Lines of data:
--------
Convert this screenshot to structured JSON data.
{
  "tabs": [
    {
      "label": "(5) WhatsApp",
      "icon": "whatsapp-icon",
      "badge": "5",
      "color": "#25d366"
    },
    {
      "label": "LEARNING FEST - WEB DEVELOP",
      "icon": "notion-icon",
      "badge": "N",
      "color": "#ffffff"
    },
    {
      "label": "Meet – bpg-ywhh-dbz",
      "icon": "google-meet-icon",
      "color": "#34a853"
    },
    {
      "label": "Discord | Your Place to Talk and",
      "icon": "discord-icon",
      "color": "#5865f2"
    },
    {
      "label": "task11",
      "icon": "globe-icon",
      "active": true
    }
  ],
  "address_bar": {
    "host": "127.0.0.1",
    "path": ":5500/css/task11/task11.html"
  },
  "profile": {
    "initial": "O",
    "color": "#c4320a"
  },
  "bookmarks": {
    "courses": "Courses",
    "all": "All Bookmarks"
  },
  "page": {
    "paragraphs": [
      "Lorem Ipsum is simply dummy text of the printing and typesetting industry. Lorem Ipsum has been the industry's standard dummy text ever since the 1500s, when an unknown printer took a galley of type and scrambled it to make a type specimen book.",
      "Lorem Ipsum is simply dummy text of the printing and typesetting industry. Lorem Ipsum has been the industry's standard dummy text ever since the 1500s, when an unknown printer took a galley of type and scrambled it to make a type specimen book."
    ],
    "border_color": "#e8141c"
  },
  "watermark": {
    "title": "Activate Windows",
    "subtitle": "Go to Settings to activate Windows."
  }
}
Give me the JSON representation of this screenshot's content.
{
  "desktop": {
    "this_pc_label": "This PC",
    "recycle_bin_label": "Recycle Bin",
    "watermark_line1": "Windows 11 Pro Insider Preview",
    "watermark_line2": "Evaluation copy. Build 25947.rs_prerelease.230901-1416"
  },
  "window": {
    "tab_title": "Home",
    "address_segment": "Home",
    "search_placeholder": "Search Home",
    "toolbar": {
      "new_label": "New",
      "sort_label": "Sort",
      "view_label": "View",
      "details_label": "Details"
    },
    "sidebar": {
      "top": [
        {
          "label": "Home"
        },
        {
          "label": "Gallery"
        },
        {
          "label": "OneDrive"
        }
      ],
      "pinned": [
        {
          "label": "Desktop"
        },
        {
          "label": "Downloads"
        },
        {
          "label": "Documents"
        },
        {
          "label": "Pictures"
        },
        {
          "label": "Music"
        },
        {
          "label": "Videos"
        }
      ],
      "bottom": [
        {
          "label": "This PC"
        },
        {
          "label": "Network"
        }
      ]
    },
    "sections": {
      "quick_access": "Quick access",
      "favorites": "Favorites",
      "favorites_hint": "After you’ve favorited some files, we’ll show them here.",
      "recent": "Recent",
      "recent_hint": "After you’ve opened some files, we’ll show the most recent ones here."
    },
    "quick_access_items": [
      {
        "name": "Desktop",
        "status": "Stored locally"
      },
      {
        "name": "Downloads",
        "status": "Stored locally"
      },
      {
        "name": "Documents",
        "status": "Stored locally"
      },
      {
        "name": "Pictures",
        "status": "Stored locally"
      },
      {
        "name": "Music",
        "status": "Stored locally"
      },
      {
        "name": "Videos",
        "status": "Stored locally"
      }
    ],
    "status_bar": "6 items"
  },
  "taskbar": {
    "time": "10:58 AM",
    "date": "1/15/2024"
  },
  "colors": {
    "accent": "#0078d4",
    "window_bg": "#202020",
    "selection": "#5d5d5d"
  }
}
--------
:: Given problem ::
Write out the data again, exactly and in full.

:: Answer to this problem ::
Convert this screenshot to structured JSON data.
{
  "tabs": [
    {
      "label": "(5) WhatsApp",
      "icon": "whatsapp-icon",
      "badge": "5",
      "color": "#25d366"
    },
    {
      "label": "LEARNING FEST - WEB DEVELOP",
      "icon": "notion-icon",
      "badge": "N",
      "color": "#ffffff"
    },
    {
      "label": "Meet – bpg-ywhh-dbz",
      "icon": "google-meet-icon",
      "color": "#34a853"
    },
    {
      "label": "Discord | Your Place to Talk and",
      "icon": "discord-icon",
      "color": "#5865f2"
    },
    {
      "label": "task11",
      "icon": "globe-icon",
      "active": true
    }
  ],
  "address_bar": {
    "host": "127.0.0.1",
    "path": ":5500/css/task11/task11.html"
  },
  "profile": {
    "initial": "O",
    "color": "#c4320a"
  },
  "bookmarks": {
    "courses": "Courses",
    "all": "All Bookmarks"
  },
  "page": {
    "paragraphs": [
      "Lorem Ipsum is simply dummy text of the printing and typesetting industry. Lorem Ipsum has been the industry's standard dummy text ever since the 1500s, when an unknown printer took a galley of type and scrambled it to make a type specimen book.",
      "Lorem Ipsum is simply dummy text of the printing and typesetting industry. Lorem Ipsum has been the industry's standard dummy text ever since the 1500s, when an unknown printer took a galley of type and scrambled it to make a type specimen book."
    ],
    "border_color": "#e8141c"
  },
  "watermark": {
    "title": "Activate Windows",
    "subtitle": "Go to Settings to activate Windows."
  }
}
Give me the JSON representation of this screenshot's content.
{
  "desktop": {
    "this_pc_label": "This PC",
    "recycle_bin_label": "Recycle Bin",
    "watermark_line1": "Windows 11 Pro Insider Preview",
    "watermark_line2": "Evaluation copy. Build 25947.rs_prerelease.230901-1416"
  },
  "window": {
    "tab_title": "Home",
    "address_segment": "Home",
    "search_placeholder": "Search Home",
    "toolbar": {
      "new_label": "New",
      "sort_label": "Sort",
      "view_label": "View",
      "details_label": "Details"
    },
    "sidebar": {
      "top": [
        {
          "label": "Home"
        },
        {
          "label": "Gallery"
        },
        {
          "label": "OneDrive"
        }
      ],
      "pinned": [
        {
          "label": "Desktop"
        },
        {
          "label": "Downloads"
        },
        {
          "label": "Documents"
        },
        {
          "label": "Pictures"
        },
        {
          "label": "Music"
        },
        {
          "label": "Videos"
        }
      ],
      "bottom": [
        {
          "label": "This PC"
        },
        {
          "label": "Network"
        }
      ]
    },
    "sections": {
      "quick_access": "Quick access",
      "favorites": "Favorites",
      "favorites_hint": "After you’ve favorited some files, we’ll show them here.",
      "recent": "Recent",
      "recent_hint": "After you’ve opened some files, we’ll show the most recent ones here."
    },
    "quick_access_items": [
      {
        "name": "Desktop",
        "status": "Stored locally"
      },
      {
        "name": "Downloads",
        "status": "Stored locally"
      },
      {
        "name": "Documents",
        "status": "Stored locally"
      },
      {
        "name": "Pictures",
        "status": "Stored locally"
      },
      {
        "name": "Music",
        "status": "Stored locally"
      },
      {
        "name": "Videos",
        "status": "Stored locally"
      }
    ],
    "status_bar": "6 items"
  },
  "taskbar": {
    "time": "10:58 AM",
    "date": "1/15/2024"
  },
  "colors": {
    "accent": "#0078d4",
    "window_bg": "#202020",
    "selection": "#5d5d5d"
  }
}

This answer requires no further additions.